— Entries with figure data —
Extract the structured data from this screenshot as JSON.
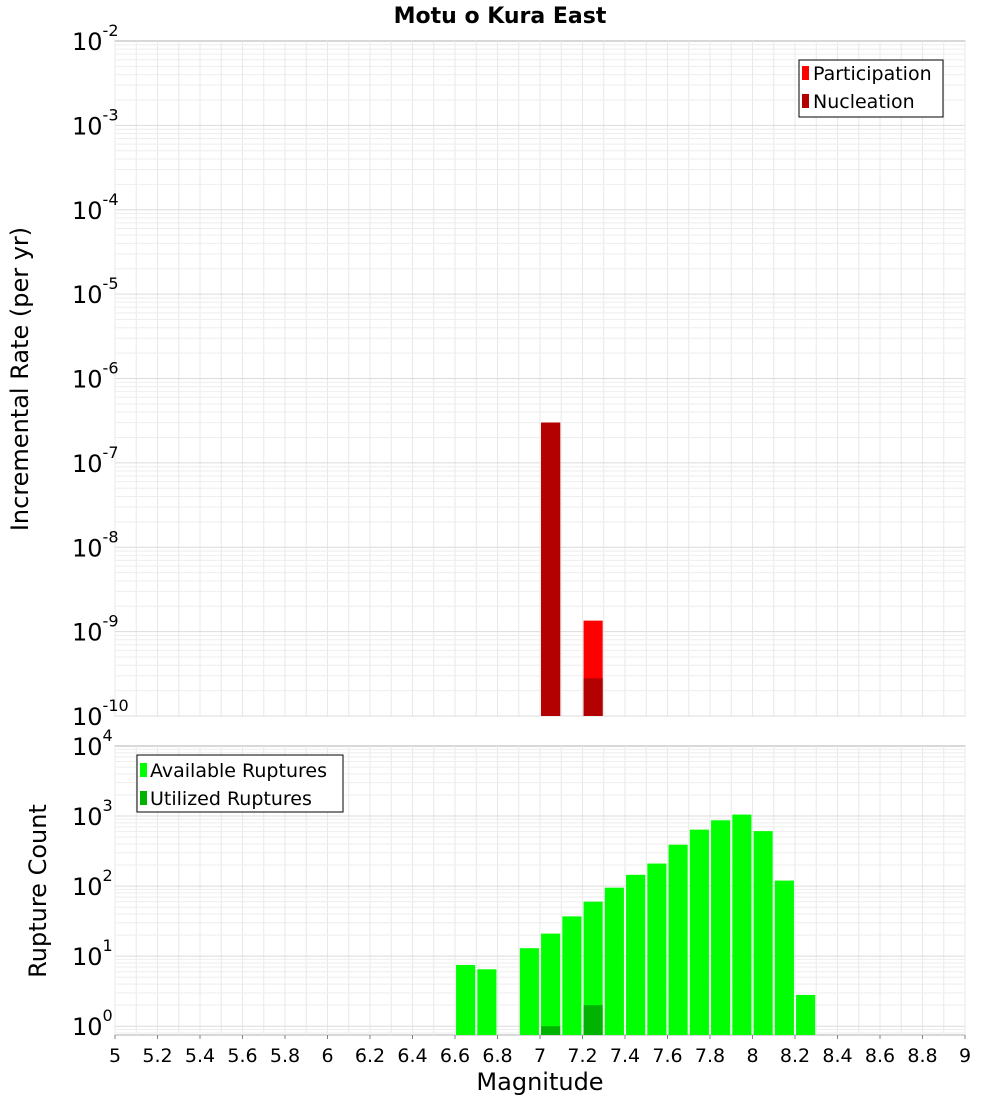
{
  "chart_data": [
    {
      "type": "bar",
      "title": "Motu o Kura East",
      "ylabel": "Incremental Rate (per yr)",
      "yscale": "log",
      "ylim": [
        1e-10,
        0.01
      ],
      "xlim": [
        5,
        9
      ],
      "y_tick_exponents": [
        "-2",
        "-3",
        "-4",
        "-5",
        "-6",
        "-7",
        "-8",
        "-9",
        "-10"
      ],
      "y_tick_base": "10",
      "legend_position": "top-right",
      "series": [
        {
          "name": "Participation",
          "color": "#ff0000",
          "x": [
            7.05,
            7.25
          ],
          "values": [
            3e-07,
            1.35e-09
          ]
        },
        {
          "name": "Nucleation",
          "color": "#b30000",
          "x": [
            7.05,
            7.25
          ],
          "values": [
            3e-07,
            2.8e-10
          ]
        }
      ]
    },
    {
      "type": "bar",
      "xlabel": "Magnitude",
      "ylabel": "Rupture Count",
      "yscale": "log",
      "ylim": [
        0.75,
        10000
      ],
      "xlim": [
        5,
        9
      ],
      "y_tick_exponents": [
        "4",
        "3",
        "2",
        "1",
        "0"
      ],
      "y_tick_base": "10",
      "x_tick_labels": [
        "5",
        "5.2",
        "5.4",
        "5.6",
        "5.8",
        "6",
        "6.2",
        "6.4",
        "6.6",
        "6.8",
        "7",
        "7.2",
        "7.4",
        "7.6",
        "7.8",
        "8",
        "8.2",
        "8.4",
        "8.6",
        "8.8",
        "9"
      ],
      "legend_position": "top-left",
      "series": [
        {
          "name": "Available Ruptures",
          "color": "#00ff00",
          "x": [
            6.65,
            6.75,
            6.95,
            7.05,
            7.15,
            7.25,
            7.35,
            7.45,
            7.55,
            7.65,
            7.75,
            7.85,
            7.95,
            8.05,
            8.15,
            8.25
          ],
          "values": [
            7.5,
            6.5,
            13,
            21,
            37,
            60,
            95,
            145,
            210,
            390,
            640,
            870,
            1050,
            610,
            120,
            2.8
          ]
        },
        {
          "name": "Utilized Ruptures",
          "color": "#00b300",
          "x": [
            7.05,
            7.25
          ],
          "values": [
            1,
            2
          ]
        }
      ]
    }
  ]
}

— Given task —
Extract all lines from the material above that include the word "name".

— Written response —
          "name": "Participation",
          "name": "Nucleation",
          "name": "Available Ruptures",
          "name": "Utilized Ruptures",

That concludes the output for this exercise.